§ **WORK REQUIRED**
Go through the records and show each line where the word "Titre" occurs.
# Start of DATA EXCERPTS
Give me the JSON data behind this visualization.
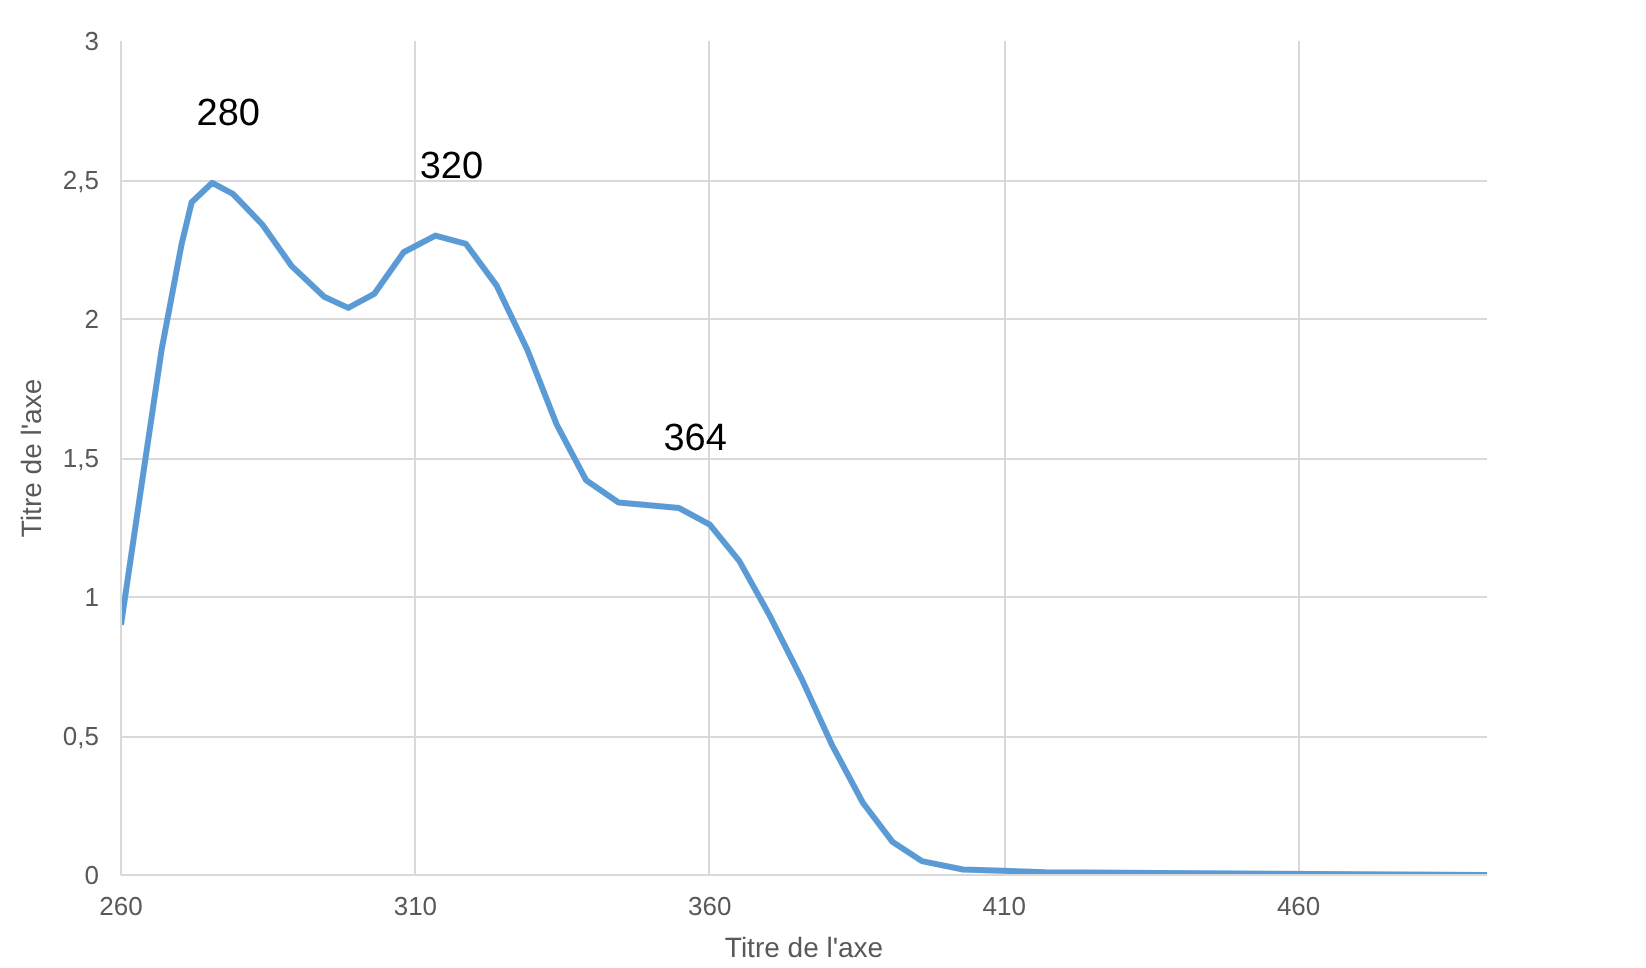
{
  "chart_data": {
    "type": "line",
    "xlabel": "Titre de l'axe",
    "ylabel": "Titre de l'axe",
    "x": [
      260,
      263.4,
      266.9,
      270.3,
      272,
      275.5,
      279,
      284,
      289,
      294.5,
      298.6,
      303,
      308,
      313.4,
      318.6,
      323.8,
      329,
      334,
      339,
      344.5,
      349.7,
      354.8,
      360,
      365,
      370,
      375.5,
      380.7,
      386,
      391,
      396,
      403,
      417,
      492
    ],
    "series": [
      {
        "color": "#5b9bd5",
        "values": [
          0.9,
          1.39,
          1.89,
          2.27,
          2.42,
          2.49,
          2.45,
          2.34,
          2.19,
          2.08,
          2.04,
          2.09,
          2.24,
          2.3,
          2.27,
          2.12,
          1.89,
          1.62,
          1.42,
          1.34,
          1.33,
          1.32,
          1.26,
          1.13,
          0.94,
          0.71,
          0.47,
          0.26,
          0.12,
          0.05,
          0.02,
          0.01,
          0
        ]
      }
    ],
    "xlim": [
      260,
      492
    ],
    "xticks": [
      260,
      310,
      360,
      410,
      460
    ],
    "ylim": [
      0,
      3
    ],
    "yticks": [
      0,
      {
        "value": 0.5,
        "label": "0,5"
      },
      1,
      {
        "value": 1.5,
        "label": "1,5"
      },
      2,
      {
        "value": 2.5,
        "label": "2,5"
      },
      3
    ],
    "grid": true,
    "marker": "none",
    "line_style": "solid",
    "annotations": [
      {
        "text": "280",
        "x": 275.5,
        "y": 2.49
      },
      {
        "text": "320",
        "x": 313.4,
        "y": 2.3
      },
      {
        "text": "364",
        "x": 354.8,
        "y": 1.32
      }
    ]
  }
}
# End of DATA EXCERPTS
§ **EXPECTED OUTPUT**
    "xlabel": "Titre de l'axe",
    "ylabel": "Titre de l'axe",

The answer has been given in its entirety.